*** Source document Section Begins ***
Upon remand, further proceedings may be necessary to determine the "time of injury" in the case before us, guided by the definition set forth in Labor Code section 5412 for the "date of injury." When the "time of injury" has been determined, the status of various individuals claiming dependency can be determined.
We note that defendant (petitioner) has made no argument in the petition concerning the correctness of the award of compensation for nursing services to Kathryn Compton. We deem that issue to have been abandoned by defendant in this court. The Board properly upheld the award, pursuant to Henson v. Workmen's Comp. Appeals Bd. (1972) 27 Cal. App. 3d 452 [103 Cal. Rptr. 785], as part of medical treatment for an injured worker.
The Board's order of February 3, 1994, amending the supplemental findings and award reissued December 1, 1993, is annulled, except for subdivision (d), which provides for "Reimbursement for practical nursing services in a reasonable amount payable to Kathryn Compton." The Workers' Compensation Appeals Board is to conduct further proceedings consistent with the views expressed in this opinion.
*** Source document Section Ends ***
*** Given data Section Begins ***
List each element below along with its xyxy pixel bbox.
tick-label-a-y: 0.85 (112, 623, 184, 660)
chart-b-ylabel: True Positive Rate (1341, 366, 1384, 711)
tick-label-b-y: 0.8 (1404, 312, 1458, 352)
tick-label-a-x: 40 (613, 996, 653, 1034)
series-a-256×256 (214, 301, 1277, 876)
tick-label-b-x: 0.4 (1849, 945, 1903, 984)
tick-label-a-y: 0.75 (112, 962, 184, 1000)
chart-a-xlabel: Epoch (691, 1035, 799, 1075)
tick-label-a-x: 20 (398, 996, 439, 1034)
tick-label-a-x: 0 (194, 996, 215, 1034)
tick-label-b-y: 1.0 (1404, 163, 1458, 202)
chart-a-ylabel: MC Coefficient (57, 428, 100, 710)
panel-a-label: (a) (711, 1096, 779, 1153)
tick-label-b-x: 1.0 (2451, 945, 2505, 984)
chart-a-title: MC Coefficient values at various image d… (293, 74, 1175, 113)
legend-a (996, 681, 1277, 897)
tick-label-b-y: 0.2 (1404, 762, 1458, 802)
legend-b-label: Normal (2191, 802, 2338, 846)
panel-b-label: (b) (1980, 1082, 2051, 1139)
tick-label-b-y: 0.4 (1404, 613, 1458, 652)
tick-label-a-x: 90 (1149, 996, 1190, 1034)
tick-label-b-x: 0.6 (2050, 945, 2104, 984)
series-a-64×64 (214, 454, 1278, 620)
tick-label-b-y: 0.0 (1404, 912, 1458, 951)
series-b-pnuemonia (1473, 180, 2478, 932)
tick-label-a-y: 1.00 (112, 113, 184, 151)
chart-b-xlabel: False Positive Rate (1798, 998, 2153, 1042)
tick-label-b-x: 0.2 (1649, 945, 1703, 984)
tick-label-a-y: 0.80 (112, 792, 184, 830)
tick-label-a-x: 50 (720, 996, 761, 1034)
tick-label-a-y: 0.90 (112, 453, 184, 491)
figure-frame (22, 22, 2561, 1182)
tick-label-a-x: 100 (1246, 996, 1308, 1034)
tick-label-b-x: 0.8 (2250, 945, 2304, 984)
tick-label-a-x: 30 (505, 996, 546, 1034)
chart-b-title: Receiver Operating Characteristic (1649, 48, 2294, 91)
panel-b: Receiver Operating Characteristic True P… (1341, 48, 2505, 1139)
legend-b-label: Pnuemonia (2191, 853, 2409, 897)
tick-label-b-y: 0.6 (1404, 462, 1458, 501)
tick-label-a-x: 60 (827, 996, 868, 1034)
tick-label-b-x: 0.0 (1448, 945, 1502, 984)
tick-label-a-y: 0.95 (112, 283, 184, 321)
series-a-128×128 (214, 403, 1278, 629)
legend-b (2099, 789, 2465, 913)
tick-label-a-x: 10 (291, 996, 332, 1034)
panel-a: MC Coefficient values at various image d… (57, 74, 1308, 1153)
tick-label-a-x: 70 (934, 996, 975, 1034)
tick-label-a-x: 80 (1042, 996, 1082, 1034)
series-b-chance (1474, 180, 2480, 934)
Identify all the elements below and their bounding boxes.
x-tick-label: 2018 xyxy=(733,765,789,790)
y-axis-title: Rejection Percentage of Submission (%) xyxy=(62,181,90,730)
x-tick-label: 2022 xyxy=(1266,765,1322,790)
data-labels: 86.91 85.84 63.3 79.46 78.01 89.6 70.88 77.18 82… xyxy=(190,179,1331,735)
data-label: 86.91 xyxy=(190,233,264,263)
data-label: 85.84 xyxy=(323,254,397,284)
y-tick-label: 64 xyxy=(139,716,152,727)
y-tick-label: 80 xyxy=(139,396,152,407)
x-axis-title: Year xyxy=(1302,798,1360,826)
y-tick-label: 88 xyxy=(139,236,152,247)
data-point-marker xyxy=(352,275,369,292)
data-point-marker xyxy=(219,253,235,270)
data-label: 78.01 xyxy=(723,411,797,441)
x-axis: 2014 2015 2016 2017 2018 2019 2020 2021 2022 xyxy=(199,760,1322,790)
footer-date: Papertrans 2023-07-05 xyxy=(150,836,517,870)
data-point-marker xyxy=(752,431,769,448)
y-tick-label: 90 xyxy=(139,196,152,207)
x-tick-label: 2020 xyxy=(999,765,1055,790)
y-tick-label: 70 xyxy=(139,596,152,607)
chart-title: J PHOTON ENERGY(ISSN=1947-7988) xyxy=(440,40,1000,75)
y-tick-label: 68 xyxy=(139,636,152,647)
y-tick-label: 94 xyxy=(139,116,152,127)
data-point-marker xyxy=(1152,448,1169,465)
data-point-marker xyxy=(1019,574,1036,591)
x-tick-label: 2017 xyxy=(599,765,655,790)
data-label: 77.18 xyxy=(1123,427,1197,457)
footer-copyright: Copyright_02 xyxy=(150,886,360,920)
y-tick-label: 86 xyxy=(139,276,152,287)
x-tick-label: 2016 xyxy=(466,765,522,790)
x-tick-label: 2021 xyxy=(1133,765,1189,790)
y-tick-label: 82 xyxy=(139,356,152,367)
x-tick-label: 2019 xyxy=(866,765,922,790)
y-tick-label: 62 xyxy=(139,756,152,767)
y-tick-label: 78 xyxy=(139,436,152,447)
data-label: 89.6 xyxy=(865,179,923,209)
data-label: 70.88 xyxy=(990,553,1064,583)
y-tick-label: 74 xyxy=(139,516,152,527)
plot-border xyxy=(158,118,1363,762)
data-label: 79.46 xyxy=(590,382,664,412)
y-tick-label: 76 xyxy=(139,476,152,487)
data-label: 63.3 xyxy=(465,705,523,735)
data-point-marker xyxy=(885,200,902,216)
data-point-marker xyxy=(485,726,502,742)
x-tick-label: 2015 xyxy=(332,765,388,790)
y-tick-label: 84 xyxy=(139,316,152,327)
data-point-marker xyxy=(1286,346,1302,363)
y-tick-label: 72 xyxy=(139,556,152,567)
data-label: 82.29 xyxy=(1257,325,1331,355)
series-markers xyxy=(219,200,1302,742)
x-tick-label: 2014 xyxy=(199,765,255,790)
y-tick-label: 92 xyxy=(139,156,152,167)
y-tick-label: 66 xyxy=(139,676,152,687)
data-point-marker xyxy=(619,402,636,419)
*** Given data Section Ends ***
▶ **Work to be completed**: Reproduce word for word the stretch of the workers' compensation opinion above from "We note that" through "in this opinion.".

▶ **Reply**:
We note that defendant (petitioner) has made no argument in the petition concerning the correctness of the award of compensation for nursing services to Kathryn Compton. We deem that issue to have been abandoned by defendant in this court. The Board properly upheld the award, pursuant to Henson v. Workmen's Comp. Appeals Bd. (1972) 27 Cal. App. 3d 452 [103 Cal. Rptr. 785], as part of medical treatment for an injured worker.
The Board's order of February 3, 1994, amending the supplemental findings and award reissued December 1, 1993, is annulled, except for subdivision (d), which provides for "Reimbursement for practical nursing services in a reasonable amount payable to Kathryn Compton." The Workers' Compensation Appeals Board is to conduct further proceedings consistent with the views expressed in this opinion.